● **Stated exercise**
Copy out every line that contains "count".

[begin Dataset excerpts]

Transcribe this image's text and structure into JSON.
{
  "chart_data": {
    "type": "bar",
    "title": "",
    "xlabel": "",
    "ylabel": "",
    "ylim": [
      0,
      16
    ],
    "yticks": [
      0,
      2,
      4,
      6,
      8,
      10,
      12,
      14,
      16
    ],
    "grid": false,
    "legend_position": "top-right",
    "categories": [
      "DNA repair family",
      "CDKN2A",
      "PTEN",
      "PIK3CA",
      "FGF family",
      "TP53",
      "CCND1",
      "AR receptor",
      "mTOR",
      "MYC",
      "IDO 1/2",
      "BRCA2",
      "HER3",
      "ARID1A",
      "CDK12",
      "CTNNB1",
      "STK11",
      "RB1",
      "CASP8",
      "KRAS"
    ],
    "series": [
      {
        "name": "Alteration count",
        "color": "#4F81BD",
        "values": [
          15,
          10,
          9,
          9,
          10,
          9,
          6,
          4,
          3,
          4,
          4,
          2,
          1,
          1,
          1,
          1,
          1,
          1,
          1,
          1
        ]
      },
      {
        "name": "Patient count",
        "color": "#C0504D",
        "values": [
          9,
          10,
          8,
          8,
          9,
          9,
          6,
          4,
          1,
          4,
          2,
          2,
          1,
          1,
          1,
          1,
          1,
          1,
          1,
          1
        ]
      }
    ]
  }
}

[end Dataset excerpts]

● **The response**
        "name": "Alteration count",
        "name": "Patient count",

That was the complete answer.